#### Set problem:
Show every line containing "looking" by copying it.

Items from a data source
—————

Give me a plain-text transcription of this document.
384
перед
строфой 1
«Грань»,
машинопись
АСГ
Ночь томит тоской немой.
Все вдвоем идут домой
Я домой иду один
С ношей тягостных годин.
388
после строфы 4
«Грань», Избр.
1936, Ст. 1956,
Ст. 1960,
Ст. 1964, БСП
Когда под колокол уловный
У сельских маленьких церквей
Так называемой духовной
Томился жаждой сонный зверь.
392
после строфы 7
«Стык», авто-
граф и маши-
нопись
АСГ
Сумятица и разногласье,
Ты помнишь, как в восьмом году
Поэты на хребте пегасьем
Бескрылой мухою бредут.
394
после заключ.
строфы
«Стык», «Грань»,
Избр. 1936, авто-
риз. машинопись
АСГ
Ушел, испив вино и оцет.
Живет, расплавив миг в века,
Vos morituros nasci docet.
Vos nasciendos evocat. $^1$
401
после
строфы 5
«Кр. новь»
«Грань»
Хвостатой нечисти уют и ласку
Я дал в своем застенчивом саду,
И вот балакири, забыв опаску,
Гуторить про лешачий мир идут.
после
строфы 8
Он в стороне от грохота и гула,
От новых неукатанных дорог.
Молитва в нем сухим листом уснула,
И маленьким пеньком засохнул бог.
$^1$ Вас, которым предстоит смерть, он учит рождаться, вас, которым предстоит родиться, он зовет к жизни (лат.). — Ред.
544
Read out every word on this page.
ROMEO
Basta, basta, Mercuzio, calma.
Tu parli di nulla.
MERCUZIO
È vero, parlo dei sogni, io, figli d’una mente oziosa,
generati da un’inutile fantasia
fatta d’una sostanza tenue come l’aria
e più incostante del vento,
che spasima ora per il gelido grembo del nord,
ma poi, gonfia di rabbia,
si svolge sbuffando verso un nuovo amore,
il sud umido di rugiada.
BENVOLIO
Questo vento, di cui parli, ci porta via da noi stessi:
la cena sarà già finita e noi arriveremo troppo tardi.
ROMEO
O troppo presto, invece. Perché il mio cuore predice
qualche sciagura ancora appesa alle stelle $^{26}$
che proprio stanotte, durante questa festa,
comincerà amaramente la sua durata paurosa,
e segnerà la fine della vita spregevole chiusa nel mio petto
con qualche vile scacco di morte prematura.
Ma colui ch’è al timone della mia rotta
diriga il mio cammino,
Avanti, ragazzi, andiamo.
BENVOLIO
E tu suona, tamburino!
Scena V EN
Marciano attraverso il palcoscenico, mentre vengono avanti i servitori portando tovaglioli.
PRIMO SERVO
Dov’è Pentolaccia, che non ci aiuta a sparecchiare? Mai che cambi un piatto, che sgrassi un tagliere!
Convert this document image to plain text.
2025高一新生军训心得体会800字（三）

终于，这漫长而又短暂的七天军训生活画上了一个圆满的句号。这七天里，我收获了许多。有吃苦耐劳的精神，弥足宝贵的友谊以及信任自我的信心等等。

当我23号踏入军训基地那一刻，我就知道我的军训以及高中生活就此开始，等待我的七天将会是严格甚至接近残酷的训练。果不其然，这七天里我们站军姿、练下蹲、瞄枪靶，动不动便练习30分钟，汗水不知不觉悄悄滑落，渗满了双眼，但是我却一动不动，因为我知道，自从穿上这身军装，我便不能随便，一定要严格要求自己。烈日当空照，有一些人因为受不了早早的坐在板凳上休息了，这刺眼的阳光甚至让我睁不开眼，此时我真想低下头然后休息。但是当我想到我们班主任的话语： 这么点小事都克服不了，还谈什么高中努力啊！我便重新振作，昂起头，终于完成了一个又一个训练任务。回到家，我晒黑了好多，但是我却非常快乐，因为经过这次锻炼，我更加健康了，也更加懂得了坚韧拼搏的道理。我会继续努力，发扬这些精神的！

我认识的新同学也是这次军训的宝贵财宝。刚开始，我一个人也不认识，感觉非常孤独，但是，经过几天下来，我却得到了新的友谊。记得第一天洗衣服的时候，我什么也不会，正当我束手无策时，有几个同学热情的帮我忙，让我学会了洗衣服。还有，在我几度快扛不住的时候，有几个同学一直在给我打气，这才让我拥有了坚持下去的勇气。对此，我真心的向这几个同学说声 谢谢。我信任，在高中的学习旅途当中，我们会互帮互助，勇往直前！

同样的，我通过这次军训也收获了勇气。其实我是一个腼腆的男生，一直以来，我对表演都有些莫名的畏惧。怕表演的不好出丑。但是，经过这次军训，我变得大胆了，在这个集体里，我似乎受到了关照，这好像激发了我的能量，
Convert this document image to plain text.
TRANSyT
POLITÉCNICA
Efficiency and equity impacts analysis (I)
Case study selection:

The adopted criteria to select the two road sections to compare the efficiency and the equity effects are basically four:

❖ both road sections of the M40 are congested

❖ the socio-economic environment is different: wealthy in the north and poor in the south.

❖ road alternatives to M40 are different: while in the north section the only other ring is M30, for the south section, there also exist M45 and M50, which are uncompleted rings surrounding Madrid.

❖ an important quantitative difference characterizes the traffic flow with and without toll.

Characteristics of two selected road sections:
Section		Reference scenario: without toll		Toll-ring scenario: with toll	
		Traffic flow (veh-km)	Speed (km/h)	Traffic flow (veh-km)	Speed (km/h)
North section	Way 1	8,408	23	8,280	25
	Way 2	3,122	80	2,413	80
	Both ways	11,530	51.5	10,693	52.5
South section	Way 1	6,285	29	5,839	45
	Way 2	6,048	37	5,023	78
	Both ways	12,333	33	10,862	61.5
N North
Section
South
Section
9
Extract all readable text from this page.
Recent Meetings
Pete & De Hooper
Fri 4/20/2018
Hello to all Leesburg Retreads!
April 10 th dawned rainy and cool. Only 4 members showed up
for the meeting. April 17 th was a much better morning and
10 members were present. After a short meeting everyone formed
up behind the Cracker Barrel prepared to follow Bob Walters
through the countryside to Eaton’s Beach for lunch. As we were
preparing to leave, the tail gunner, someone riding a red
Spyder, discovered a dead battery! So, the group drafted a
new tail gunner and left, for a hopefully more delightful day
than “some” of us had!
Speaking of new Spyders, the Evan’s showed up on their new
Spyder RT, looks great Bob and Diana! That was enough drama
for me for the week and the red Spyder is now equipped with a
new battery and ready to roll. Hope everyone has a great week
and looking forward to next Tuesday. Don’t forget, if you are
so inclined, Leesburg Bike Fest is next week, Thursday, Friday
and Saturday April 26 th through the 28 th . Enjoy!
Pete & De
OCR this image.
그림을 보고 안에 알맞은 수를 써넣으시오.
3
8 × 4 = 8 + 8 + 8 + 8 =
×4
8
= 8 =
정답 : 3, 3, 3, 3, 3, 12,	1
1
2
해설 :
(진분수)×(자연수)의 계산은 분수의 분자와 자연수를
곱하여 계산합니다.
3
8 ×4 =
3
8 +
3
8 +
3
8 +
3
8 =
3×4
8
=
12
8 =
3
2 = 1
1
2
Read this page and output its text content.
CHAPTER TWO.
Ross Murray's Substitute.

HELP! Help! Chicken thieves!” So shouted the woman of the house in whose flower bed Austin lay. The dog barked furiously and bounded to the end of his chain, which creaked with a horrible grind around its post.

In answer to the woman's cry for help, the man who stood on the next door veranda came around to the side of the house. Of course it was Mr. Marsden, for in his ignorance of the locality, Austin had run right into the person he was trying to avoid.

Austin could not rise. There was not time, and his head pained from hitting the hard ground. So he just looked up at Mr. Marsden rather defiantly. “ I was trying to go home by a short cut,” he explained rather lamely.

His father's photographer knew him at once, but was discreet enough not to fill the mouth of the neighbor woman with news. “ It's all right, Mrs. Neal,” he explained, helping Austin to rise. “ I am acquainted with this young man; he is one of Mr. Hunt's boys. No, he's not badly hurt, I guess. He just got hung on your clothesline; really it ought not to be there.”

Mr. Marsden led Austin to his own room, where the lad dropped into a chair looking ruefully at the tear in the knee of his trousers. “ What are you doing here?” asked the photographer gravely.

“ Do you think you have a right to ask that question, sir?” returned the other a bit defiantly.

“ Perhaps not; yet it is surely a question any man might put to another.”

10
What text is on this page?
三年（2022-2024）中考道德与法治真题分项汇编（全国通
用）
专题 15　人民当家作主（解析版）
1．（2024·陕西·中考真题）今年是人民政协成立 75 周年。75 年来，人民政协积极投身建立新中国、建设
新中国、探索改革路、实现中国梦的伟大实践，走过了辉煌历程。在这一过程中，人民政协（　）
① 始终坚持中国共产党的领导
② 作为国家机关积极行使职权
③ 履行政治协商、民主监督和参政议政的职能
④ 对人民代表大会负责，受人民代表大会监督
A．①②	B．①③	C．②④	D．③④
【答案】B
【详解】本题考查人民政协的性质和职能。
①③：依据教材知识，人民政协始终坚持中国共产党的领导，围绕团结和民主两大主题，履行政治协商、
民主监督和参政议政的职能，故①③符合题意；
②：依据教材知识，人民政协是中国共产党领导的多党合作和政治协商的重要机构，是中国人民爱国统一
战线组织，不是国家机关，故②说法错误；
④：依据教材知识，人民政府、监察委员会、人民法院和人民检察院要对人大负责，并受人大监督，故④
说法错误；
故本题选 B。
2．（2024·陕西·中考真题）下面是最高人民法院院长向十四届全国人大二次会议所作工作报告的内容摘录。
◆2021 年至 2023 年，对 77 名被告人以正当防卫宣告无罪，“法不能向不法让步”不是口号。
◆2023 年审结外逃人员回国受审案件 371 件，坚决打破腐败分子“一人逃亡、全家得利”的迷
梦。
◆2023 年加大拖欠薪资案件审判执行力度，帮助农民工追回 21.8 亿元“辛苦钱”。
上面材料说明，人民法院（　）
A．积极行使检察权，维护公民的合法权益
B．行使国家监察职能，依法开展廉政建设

—————

#### Answer to this problem:
and looking forward to next Tuesday. Don’t forget, if you are
Mr. Marsden led Austin to his own room, where the lad dropped into a chair looking ruefully at the tear in the knee of his trousers. “ What are you doing here?” asked the photographer gravely.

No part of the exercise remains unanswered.